Extracted information:
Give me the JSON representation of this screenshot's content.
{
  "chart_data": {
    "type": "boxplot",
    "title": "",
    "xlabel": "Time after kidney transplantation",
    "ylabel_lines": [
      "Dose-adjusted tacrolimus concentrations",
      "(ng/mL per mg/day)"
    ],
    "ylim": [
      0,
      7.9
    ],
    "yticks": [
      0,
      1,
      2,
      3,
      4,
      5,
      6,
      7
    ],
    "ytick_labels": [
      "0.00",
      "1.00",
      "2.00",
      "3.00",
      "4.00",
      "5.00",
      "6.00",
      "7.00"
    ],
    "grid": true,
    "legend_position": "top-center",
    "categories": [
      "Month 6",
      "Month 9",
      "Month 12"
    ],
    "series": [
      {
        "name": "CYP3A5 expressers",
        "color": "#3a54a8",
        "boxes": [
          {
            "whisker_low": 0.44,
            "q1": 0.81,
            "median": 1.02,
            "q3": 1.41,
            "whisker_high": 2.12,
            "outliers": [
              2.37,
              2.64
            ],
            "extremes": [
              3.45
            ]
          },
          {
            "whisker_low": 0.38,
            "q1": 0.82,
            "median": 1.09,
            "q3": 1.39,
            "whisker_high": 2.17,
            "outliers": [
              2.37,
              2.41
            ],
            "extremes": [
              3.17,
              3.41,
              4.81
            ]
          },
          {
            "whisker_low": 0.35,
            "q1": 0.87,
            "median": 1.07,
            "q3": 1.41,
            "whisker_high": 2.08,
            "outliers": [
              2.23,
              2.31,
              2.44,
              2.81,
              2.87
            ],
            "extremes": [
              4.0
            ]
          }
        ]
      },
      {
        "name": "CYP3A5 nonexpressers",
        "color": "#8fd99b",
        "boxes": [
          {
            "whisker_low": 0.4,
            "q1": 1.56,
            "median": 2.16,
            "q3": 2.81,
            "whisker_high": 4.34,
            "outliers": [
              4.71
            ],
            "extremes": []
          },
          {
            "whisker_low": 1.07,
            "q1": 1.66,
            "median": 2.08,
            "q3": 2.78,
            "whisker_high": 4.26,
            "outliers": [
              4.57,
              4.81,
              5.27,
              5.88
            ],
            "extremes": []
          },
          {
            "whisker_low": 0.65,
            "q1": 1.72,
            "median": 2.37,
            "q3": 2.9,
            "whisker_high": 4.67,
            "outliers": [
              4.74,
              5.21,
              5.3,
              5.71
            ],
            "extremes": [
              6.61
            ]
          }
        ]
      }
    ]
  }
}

Task statement: Only lines with the word "name" are wanted, so copy each one from the records.

The solution:
        "name": "CYP3A5 expressers",
        "name": "CYP3A5 nonexpressers",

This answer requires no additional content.